▶ **The task**
Search the listing for "трубы" and copy every line where it appears.

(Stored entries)

==========

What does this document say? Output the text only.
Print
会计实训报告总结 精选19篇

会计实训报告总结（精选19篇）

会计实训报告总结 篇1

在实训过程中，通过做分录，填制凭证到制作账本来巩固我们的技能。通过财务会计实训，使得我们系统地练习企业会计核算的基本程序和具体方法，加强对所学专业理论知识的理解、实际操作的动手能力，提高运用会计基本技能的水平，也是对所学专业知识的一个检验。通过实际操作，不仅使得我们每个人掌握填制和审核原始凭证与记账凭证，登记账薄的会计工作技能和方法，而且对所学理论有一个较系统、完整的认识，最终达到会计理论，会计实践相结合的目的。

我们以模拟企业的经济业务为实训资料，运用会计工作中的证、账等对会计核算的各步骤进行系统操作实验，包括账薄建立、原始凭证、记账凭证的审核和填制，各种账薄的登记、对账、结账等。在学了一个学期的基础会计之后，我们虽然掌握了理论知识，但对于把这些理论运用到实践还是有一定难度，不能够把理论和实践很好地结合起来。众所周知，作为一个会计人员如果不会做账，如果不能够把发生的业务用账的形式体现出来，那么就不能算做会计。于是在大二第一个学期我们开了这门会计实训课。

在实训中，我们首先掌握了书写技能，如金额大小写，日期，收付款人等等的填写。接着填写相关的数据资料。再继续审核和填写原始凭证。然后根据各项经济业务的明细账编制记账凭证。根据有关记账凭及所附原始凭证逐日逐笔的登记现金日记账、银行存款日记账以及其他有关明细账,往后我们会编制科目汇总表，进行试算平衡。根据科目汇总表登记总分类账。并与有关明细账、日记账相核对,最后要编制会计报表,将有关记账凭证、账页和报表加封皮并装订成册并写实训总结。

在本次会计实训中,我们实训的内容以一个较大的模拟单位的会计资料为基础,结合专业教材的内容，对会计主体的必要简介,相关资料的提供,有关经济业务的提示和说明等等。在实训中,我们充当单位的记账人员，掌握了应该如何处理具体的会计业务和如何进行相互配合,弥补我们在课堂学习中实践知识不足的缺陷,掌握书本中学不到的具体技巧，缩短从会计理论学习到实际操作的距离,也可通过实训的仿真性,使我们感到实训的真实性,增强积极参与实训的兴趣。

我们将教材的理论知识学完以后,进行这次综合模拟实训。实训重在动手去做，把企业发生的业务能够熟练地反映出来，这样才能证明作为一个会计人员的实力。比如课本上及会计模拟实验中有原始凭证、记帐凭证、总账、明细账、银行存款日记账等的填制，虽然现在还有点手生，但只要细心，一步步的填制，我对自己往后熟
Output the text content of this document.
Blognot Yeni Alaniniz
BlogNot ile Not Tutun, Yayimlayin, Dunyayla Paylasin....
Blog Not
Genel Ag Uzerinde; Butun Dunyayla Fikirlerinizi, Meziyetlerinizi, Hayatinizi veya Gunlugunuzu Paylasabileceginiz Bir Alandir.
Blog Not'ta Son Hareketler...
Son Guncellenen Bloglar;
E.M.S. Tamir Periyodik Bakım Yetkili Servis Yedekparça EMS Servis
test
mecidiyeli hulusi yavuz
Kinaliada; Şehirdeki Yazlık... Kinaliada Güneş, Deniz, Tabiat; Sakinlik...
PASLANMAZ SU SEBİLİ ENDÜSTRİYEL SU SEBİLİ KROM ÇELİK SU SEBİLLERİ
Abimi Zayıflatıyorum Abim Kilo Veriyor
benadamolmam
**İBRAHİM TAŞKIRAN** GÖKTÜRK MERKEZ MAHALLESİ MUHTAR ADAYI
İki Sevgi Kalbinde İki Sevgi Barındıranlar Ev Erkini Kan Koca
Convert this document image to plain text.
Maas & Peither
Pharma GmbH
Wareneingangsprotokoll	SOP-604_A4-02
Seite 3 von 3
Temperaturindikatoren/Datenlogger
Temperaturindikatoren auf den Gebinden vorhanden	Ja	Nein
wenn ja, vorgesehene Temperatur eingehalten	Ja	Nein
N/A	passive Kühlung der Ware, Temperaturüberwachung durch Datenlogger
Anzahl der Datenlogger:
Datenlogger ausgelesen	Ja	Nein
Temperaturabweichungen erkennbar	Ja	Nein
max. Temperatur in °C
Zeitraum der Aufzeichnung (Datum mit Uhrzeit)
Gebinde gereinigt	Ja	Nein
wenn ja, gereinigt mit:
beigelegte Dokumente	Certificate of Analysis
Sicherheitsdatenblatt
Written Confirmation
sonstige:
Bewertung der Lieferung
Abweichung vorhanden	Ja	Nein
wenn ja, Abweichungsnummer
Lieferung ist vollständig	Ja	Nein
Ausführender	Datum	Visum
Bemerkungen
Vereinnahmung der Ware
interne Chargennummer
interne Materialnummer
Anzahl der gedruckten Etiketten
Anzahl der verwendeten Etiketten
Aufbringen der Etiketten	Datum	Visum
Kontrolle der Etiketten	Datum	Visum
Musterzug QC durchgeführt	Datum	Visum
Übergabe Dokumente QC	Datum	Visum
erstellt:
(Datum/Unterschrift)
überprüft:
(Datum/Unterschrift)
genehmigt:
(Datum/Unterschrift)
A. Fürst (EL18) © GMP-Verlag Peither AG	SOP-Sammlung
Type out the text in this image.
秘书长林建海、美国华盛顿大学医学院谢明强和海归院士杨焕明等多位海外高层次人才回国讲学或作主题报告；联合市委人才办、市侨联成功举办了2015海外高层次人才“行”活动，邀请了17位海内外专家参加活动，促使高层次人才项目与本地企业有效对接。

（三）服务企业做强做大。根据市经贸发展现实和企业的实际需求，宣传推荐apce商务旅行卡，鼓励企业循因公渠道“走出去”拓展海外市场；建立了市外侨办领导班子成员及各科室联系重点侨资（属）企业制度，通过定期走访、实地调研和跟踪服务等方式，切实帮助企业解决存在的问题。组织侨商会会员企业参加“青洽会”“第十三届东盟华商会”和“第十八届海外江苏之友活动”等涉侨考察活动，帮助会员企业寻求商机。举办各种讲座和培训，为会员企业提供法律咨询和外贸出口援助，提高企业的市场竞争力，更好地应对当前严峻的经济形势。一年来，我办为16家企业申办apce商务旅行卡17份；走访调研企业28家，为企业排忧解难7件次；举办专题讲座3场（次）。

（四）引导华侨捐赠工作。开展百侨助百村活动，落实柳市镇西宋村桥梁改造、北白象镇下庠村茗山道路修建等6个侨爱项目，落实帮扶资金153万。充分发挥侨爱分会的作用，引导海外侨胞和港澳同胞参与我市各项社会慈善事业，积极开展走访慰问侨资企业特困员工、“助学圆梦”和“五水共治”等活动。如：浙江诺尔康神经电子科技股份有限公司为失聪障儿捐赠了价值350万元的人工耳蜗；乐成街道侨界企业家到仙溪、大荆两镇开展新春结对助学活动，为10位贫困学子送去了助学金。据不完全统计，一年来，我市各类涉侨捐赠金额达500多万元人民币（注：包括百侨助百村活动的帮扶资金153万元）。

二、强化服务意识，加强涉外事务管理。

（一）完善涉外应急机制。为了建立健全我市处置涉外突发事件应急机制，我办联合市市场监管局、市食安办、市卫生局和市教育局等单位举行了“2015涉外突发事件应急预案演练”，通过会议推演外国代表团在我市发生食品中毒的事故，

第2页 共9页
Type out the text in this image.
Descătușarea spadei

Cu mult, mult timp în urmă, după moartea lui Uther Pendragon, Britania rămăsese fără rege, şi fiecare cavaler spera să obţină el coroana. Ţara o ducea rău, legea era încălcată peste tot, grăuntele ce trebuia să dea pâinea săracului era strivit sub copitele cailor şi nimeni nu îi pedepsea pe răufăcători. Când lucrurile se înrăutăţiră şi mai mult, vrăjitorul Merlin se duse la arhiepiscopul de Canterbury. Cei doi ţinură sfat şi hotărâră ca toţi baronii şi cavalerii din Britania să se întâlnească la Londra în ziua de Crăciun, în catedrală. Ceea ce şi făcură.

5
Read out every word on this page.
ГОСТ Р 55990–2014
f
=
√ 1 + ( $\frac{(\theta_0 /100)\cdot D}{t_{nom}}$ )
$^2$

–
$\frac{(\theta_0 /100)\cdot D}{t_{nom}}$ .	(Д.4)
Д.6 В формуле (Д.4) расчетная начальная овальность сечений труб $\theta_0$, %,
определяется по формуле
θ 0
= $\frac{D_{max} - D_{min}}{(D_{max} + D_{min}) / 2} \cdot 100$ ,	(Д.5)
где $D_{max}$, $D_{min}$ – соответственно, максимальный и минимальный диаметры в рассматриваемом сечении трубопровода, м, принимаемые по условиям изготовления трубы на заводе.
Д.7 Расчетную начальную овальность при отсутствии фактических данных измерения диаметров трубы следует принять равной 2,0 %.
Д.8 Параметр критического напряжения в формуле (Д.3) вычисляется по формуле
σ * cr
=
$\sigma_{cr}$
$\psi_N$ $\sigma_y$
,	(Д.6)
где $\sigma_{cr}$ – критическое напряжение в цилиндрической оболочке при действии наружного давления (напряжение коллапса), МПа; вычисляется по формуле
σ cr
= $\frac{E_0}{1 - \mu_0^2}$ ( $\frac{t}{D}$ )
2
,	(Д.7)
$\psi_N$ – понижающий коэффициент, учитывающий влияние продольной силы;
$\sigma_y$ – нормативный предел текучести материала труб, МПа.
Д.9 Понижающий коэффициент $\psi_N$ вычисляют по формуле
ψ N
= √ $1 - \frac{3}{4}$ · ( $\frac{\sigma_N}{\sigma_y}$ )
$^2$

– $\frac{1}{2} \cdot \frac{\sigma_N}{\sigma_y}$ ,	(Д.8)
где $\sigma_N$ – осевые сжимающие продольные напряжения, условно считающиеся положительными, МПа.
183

==========

▶ **Result of this task**
где $D_{max}$, $D_{min}$ – соответственно, максимальный и минимальный диаметры в рассматриваемом сечении трубопровода, м, принимаемые по условиям изготовления трубы на заводе.
Д.7 Расчетную начальную овальность при отсутствии фактических данных измерения диаметров трубы следует принять равной 2,0 %.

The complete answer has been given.